** begin Task inputs **

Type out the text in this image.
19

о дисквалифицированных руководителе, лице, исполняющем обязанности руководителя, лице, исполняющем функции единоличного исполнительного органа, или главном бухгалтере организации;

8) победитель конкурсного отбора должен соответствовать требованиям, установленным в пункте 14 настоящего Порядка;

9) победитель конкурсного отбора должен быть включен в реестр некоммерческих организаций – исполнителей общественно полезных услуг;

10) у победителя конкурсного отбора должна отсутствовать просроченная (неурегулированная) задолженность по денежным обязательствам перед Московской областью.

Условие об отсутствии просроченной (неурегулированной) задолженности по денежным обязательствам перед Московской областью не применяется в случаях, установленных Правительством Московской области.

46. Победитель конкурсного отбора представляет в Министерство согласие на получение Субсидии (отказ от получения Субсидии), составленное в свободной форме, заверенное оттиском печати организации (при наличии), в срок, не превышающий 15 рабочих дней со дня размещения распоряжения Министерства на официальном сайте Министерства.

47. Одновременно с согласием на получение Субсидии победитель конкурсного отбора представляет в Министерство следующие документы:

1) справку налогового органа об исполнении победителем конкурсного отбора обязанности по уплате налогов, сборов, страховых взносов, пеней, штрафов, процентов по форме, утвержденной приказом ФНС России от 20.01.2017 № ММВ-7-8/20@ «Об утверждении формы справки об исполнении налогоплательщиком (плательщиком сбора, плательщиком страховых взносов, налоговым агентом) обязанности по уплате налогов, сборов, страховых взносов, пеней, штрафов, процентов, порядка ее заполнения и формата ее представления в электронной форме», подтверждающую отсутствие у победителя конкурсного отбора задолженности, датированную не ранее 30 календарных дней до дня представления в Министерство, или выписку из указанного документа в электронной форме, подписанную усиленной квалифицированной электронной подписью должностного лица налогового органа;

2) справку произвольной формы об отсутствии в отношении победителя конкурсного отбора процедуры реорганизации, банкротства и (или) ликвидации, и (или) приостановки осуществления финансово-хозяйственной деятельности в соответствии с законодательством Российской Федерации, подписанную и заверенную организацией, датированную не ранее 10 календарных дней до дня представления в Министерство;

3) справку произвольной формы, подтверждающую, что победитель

** end Task inputs **

▶ **Exercise directions**: Quote every record above exactly.

▶ **Complete answer**:
Type out the text in this image.
19

о дисквалифицированных руководителе, лице, исполняющем обязанности руководителя, лице, исполняющем функции единоличного исполнительного органа, или главном бухгалтере организации;

8) победитель конкурсного отбора должен соответствовать требованиям, установленным в пункте 14 настоящего Порядка;

9) победитель конкурсного отбора должен быть включен в реестр некоммерческих организаций – исполнителей общественно полезных услуг;

10) у победителя конкурсного отбора должна отсутствовать просроченная (неурегулированная) задолженность по денежным обязательствам перед Московской областью.

Условие об отсутствии просроченной (неурегулированной) задолженности по денежным обязательствам перед Московской областью не применяется в случаях, установленных Правительством Московской области.

46. Победитель конкурсного отбора представляет в Министерство согласие на получение Субсидии (отказ от получения Субсидии), составленное в свободной форме, заверенное оттиском печати организации (при наличии), в срок, не превышающий 15 рабочих дней со дня размещения распоряжения Министерства на официальном сайте Министерства.

47. Одновременно с согласием на получение Субсидии победитель конкурсного отбора представляет в Министерство следующие документы:

1) справку налогового органа об исполнении победителем конкурсного отбора обязанности по уплате налогов, сборов, страховых взносов, пеней, штрафов, процентов по форме, утвержденной приказом ФНС России от 20.01.2017 № ММВ-7-8/20@ «Об утверждении формы справки об исполнении налогоплательщиком (плательщиком сбора, плательщиком страховых взносов, налоговым агентом) обязанности по уплате налогов, сборов, страховых взносов, пеней, штрафов, процентов, порядка ее заполнения и формата ее представления в электронной форме», подтверждающую отсутствие у победителя конкурсного отбора задолженности, датированную не ранее 30 календарных дней до дня представления в Министерство, или выписку из указанного документа в электронной форме, подписанную усиленной квалифицированной электронной подписью должностного лица налогового органа;

2) справку произвольной формы об отсутствии в отношении победителя конкурсного отбора процедуры реорганизации, банкротства и (или) ликвидации, и (или) приостановки осуществления финансово-хозяйственной деятельности в соответствии с законодательством Российской Федерации, подписанную и заверенную организацией, датированную не ранее 10 календарных дней до дня представления в Министерство;

3) справку произвольной формы, подтверждающую, что победитель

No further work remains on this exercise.